### What you need to do
Copy out each line below that has the word "title" in it.

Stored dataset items
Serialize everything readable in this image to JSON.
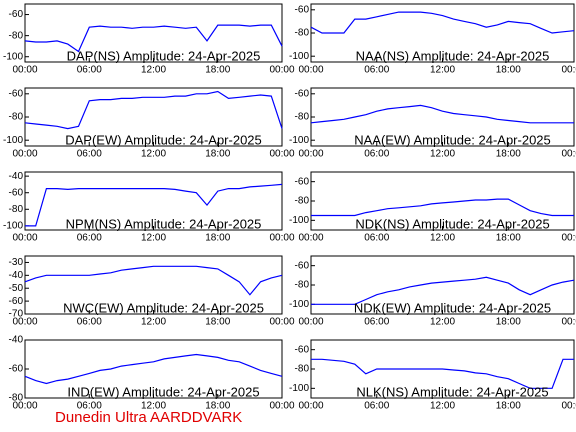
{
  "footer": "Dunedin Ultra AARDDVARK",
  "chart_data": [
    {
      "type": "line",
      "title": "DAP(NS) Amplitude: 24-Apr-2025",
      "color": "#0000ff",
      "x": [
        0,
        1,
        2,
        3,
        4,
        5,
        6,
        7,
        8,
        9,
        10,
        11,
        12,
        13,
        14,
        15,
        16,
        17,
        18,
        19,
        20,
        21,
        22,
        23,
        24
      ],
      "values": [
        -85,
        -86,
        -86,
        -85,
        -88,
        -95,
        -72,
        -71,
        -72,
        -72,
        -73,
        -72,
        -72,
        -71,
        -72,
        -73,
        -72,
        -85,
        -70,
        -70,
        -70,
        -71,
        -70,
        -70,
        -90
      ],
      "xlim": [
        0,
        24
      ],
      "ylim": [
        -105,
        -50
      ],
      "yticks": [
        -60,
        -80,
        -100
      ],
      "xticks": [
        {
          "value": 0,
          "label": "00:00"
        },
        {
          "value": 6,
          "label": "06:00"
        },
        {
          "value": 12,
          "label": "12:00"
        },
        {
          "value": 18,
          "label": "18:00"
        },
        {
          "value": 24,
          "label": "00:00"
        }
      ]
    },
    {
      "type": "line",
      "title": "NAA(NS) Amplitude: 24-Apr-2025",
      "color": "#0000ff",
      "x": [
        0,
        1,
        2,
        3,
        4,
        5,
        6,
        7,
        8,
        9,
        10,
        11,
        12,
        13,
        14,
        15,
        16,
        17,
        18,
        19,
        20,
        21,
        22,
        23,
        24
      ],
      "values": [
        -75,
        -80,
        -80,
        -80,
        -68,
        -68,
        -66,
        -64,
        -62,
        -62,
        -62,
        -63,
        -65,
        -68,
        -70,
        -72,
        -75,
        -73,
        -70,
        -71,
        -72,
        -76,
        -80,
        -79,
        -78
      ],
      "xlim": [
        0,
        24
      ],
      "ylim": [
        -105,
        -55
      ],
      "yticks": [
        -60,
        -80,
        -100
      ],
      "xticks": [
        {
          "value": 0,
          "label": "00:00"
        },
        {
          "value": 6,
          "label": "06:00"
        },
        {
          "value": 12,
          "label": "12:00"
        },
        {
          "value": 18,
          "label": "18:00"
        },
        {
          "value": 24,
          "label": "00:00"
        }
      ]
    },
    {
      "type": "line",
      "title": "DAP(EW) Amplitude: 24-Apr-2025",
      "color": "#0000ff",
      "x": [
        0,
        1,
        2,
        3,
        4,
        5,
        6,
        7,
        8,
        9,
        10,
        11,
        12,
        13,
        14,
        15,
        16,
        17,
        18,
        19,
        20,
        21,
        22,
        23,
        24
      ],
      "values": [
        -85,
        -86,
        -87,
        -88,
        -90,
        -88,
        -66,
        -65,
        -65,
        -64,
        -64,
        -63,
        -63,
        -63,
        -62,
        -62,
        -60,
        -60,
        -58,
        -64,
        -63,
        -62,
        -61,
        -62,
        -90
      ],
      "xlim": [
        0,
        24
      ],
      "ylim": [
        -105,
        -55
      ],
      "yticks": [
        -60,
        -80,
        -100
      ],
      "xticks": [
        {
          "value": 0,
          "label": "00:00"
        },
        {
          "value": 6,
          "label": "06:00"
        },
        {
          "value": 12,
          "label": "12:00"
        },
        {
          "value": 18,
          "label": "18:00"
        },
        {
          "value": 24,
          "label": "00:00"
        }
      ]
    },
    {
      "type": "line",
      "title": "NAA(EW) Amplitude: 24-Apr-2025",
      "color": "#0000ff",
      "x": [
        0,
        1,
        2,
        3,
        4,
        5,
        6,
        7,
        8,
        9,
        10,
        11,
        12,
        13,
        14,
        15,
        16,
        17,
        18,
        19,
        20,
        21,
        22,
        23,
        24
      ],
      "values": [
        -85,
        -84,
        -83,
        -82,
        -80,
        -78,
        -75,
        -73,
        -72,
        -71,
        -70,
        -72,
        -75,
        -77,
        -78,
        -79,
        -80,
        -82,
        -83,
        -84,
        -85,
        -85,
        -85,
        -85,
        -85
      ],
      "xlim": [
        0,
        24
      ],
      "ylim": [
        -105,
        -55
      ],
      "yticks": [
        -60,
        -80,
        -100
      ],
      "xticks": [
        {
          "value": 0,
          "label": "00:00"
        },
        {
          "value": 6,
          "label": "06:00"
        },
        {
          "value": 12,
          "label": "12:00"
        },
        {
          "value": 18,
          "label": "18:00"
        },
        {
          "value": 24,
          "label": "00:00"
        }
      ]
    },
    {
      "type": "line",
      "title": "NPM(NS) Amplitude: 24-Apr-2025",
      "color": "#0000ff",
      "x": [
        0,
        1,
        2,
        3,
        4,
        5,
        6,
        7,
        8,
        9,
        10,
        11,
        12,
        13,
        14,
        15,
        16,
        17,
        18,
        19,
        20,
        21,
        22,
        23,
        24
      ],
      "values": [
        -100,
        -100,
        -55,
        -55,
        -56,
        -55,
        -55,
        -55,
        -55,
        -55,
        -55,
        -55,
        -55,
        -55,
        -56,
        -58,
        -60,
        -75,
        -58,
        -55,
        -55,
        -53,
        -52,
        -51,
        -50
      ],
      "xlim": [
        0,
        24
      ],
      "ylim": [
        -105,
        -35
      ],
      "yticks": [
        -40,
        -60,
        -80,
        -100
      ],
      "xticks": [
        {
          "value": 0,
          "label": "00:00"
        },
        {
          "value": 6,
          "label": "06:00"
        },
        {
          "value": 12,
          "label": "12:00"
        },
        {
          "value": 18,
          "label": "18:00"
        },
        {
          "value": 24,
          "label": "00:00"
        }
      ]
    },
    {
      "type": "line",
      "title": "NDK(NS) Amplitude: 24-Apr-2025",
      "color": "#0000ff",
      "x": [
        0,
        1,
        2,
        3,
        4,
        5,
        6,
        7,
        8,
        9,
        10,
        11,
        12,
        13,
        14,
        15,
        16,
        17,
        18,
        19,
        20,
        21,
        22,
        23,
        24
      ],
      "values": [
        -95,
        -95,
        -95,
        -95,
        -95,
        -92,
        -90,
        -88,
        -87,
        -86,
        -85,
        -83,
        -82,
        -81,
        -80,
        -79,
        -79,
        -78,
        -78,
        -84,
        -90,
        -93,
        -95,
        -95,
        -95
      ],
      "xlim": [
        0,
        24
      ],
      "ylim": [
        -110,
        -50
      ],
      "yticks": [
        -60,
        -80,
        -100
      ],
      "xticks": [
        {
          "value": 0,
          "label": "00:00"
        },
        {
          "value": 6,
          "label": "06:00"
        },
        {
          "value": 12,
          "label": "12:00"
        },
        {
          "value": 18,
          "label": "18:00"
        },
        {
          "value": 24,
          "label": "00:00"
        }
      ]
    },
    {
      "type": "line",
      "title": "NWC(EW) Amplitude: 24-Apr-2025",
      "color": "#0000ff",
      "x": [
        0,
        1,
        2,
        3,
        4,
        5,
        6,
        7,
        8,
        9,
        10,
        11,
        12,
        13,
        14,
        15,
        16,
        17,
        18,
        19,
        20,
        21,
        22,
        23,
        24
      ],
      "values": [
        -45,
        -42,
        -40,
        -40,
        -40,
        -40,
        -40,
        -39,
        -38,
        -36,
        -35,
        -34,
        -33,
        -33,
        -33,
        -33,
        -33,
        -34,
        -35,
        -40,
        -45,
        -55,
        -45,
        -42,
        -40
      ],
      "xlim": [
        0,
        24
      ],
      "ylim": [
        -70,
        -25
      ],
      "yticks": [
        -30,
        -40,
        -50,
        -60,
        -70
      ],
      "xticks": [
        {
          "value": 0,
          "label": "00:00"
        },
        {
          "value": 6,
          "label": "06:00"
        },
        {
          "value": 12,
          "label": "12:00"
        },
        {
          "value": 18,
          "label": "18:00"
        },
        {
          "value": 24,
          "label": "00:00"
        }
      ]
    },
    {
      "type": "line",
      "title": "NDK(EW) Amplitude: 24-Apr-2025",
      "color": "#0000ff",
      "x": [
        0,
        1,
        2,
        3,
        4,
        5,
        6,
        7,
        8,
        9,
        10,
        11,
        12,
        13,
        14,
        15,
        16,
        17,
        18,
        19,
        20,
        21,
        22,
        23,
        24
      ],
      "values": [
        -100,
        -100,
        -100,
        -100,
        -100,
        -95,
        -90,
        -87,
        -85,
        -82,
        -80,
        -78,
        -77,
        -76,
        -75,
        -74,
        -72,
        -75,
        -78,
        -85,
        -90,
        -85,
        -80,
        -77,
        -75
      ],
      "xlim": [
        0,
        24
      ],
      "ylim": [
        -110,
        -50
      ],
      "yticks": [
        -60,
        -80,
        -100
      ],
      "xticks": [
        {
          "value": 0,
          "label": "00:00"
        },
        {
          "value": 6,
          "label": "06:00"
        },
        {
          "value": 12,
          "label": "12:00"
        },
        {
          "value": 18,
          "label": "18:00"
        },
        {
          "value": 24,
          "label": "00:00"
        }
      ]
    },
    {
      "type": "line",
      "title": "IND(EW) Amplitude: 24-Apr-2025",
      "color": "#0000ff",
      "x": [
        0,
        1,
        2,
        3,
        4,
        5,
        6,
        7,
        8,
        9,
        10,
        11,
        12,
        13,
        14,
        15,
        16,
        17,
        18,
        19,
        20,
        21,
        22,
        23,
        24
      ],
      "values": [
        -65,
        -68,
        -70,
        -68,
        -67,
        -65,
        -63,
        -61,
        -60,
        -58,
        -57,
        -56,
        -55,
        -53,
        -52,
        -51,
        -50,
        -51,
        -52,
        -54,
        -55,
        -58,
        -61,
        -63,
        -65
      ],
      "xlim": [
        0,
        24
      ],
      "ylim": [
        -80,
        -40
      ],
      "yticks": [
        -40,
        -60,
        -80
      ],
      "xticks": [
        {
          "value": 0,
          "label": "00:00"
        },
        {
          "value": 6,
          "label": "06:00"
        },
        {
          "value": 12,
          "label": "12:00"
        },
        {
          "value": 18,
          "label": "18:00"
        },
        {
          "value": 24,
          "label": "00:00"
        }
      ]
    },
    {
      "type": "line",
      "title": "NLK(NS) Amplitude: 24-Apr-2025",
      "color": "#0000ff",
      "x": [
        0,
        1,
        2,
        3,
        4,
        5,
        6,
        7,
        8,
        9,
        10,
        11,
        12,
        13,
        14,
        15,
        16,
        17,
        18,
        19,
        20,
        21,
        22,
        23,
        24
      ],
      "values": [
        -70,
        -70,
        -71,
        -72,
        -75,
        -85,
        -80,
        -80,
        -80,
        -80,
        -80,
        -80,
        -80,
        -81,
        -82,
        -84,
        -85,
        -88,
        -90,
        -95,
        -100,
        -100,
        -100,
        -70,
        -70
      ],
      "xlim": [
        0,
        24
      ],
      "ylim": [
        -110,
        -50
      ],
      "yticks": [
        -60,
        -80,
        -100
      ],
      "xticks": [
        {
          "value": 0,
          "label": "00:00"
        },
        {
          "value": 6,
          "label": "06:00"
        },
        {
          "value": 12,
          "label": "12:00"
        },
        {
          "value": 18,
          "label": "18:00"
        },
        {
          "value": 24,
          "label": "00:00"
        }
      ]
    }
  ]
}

==

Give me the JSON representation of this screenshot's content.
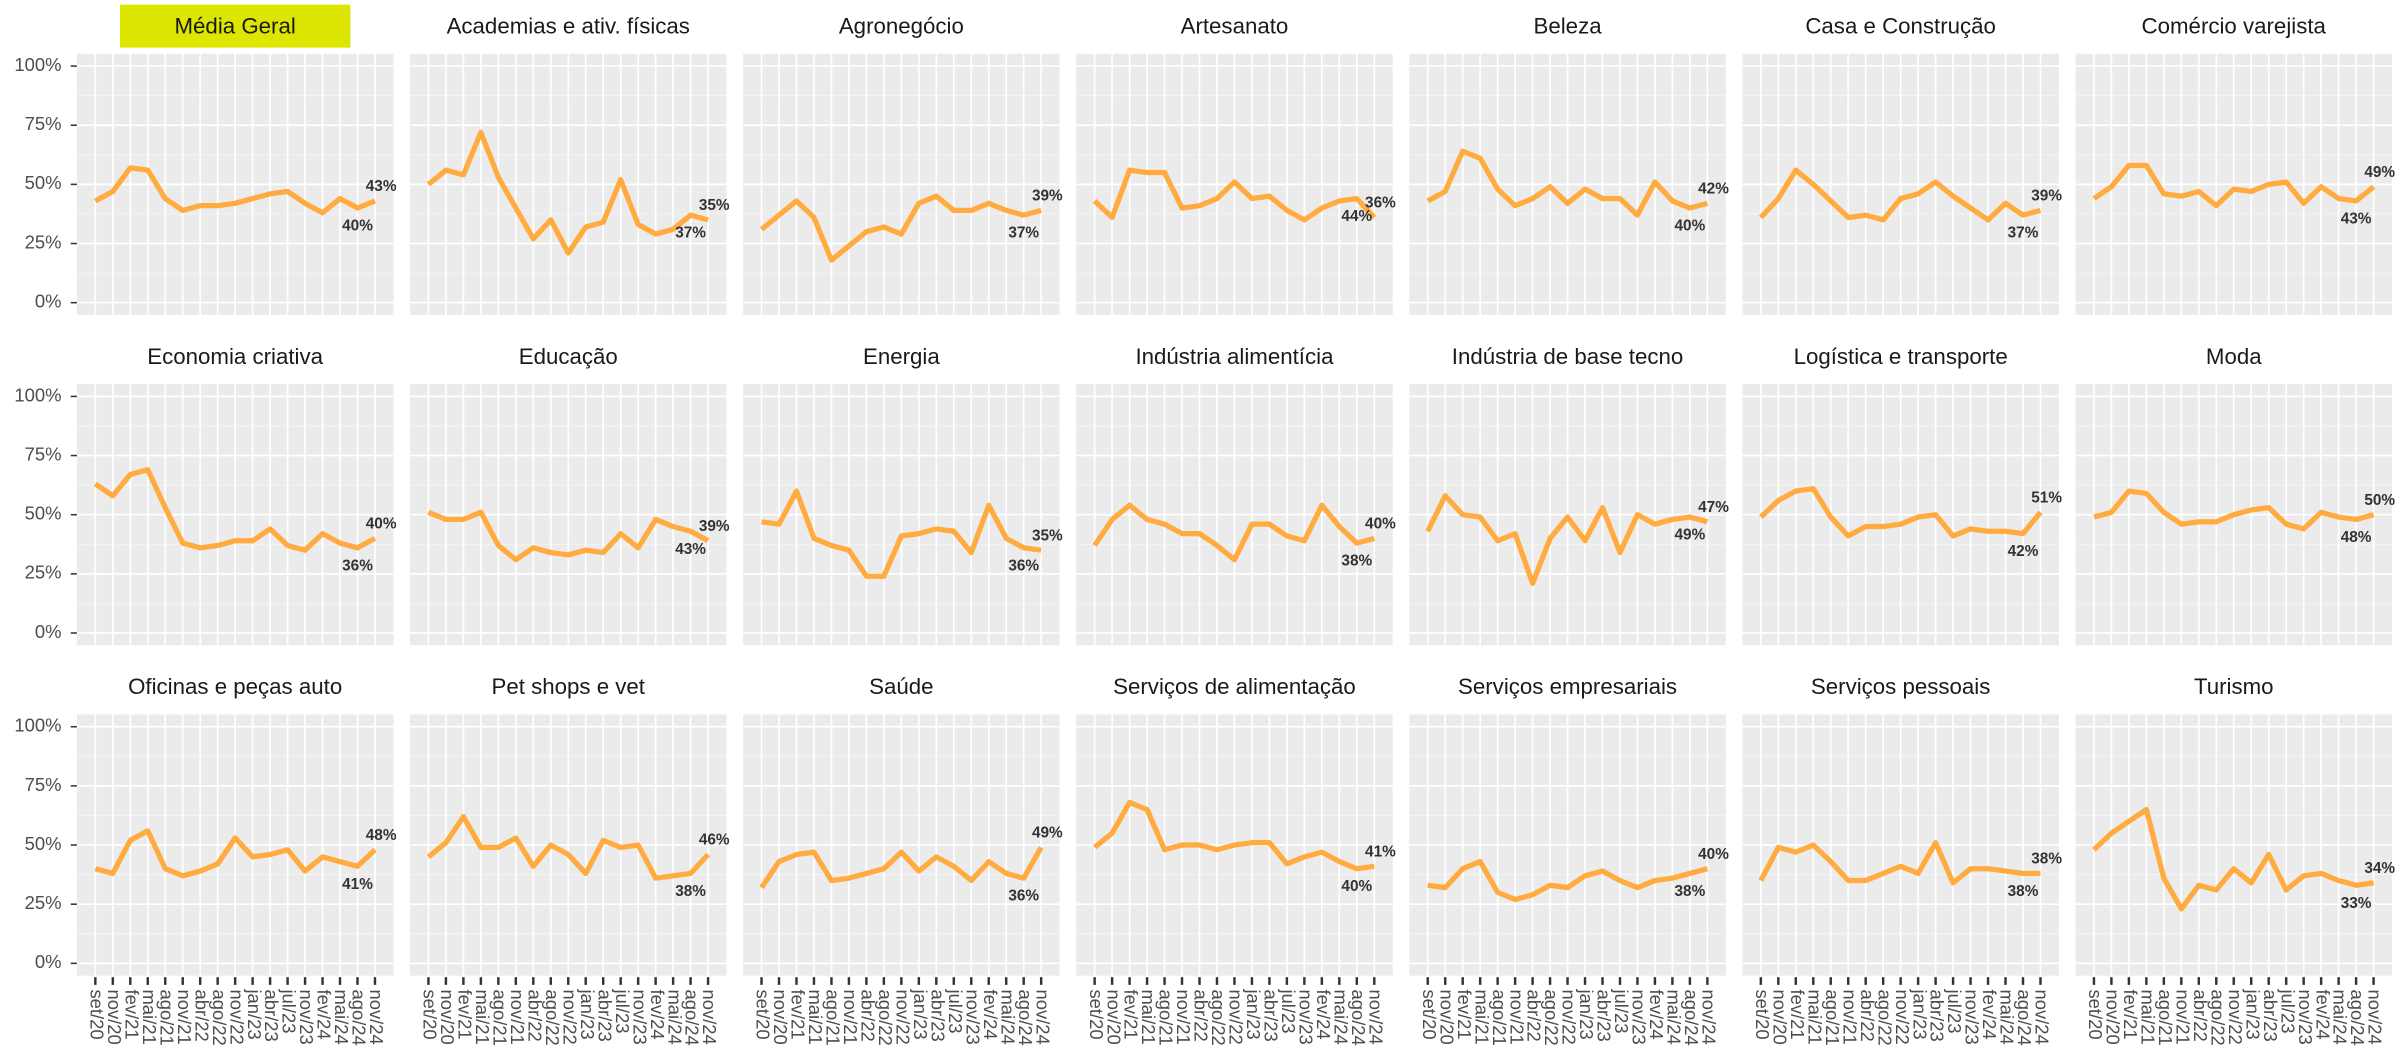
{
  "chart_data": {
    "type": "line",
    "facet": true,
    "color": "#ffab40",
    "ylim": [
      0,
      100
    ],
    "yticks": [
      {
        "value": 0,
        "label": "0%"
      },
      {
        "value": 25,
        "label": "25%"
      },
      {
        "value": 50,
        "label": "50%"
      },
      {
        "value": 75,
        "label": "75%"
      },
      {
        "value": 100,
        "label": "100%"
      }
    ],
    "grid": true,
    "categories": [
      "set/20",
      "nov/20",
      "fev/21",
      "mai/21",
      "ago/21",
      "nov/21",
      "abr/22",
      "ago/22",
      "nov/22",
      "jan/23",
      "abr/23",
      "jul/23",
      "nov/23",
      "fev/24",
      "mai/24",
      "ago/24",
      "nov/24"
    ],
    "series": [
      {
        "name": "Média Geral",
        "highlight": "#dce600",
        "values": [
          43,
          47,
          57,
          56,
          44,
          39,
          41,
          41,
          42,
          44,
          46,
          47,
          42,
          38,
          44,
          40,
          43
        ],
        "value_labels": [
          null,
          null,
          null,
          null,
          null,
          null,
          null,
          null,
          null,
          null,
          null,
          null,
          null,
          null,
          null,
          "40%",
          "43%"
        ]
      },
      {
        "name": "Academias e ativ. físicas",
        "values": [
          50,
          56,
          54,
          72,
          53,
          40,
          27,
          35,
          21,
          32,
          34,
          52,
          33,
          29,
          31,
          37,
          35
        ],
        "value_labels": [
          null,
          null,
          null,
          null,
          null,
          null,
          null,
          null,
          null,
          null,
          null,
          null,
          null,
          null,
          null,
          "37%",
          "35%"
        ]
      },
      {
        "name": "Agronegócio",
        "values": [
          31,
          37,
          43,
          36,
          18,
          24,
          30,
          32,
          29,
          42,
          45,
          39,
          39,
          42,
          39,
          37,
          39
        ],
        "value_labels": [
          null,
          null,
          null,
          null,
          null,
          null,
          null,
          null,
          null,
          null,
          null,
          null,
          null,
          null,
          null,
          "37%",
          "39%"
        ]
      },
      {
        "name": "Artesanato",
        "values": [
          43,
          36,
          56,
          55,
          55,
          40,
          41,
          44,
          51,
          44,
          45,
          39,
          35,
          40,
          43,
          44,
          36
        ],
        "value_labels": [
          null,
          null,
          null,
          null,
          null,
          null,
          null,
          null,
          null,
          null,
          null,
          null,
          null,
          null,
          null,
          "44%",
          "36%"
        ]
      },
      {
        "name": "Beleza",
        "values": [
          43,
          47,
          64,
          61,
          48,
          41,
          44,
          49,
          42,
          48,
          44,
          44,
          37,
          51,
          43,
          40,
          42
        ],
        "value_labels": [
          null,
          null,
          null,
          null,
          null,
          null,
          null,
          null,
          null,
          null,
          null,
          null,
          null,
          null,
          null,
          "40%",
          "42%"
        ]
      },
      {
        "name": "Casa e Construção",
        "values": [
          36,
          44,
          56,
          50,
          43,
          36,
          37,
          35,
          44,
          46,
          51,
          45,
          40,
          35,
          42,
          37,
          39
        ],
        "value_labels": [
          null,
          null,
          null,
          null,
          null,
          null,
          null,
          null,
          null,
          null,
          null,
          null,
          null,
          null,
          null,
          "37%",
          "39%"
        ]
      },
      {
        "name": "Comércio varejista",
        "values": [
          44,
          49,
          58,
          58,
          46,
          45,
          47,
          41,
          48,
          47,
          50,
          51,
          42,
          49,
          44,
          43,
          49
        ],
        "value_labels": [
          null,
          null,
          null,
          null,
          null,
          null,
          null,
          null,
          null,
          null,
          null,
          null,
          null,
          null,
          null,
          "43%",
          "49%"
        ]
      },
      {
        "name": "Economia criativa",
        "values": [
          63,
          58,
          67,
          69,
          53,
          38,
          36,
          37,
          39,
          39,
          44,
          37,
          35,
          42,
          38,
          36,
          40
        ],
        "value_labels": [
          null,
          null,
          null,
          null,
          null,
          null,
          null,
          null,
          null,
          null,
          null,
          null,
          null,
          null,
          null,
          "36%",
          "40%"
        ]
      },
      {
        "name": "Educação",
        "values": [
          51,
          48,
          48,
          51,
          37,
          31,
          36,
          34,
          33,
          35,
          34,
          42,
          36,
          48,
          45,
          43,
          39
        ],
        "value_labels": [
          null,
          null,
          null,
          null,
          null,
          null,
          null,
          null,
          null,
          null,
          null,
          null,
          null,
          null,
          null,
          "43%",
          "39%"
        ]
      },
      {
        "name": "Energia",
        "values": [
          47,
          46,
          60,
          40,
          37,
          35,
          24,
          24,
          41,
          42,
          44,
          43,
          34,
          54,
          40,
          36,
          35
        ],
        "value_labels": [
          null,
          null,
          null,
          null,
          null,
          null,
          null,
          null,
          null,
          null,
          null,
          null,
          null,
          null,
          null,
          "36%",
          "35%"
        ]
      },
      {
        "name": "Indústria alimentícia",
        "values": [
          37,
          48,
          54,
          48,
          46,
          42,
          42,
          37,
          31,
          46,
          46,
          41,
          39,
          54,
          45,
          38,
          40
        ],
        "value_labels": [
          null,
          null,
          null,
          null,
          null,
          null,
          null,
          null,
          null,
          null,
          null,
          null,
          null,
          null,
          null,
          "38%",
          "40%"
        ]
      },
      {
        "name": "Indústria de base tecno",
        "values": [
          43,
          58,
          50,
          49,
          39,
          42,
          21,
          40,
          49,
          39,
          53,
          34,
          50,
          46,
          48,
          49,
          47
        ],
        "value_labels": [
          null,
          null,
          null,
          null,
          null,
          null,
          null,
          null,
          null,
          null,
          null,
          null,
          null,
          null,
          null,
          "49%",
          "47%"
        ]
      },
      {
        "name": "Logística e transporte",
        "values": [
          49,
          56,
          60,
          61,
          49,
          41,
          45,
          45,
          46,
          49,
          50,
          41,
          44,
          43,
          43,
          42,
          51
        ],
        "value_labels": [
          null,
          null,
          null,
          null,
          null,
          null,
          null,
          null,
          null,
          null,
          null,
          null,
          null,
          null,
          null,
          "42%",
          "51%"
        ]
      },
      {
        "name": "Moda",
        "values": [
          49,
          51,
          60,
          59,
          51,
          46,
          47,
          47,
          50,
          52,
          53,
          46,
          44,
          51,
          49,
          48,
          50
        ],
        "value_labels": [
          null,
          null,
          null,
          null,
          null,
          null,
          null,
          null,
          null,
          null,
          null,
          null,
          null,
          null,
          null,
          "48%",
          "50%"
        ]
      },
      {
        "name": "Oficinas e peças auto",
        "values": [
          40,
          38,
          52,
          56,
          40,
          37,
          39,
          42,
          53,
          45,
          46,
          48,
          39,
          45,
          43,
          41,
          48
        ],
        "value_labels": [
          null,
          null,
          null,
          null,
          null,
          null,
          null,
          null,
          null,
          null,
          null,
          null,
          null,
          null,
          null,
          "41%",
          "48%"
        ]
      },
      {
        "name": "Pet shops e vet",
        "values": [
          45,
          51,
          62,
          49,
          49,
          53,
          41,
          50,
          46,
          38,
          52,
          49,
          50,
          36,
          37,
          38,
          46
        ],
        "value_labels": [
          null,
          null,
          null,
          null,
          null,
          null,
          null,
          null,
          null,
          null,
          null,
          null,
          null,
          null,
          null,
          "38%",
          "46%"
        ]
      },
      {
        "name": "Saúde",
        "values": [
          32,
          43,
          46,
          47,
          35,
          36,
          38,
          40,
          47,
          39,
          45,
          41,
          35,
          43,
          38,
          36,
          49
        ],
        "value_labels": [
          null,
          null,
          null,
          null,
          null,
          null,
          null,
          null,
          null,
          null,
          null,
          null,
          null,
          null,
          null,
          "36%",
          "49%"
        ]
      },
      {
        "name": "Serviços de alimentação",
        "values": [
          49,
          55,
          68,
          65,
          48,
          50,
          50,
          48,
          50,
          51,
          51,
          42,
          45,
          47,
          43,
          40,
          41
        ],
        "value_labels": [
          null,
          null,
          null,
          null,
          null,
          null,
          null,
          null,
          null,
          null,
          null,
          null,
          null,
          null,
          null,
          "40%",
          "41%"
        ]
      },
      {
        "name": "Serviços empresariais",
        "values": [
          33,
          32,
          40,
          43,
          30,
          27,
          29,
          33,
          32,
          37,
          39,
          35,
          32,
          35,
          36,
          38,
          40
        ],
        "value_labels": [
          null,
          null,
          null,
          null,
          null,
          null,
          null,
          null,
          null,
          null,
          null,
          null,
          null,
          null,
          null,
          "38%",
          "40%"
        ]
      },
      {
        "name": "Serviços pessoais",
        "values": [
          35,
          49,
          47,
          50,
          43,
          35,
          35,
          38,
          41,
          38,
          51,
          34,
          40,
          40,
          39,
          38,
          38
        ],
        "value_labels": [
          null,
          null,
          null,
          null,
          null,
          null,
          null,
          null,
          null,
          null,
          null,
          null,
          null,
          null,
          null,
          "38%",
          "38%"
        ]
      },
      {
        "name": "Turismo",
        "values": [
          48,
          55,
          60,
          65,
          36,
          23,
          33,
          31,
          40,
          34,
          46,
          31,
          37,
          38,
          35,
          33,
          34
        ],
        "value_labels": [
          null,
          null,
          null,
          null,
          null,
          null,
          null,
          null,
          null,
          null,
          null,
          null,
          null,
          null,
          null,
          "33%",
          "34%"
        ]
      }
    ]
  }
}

### Full output
      "title": "DAP(NS) Amplitude: 24-Apr-2025",
      "title": "NAA(NS) Amplitude: 24-Apr-2025",
      "title": "DAP(EW) Amplitude: 24-Apr-2025",
      "title": "NAA(EW) Amplitude: 24-Apr-2025",
      "title": "NPM(NS) Amplitude: 24-Apr-2025",
      "title": "NDK(NS) Amplitude: 24-Apr-2025",
      "title": "NWC(EW) Amplitude: 24-Apr-2025",
      "title": "NDK(EW) Amplitude: 24-Apr-2025",
      "title": "IND(EW) Amplitude: 24-Apr-2025",
      "title": "NLK(NS) Amplitude: 24-Apr-2025",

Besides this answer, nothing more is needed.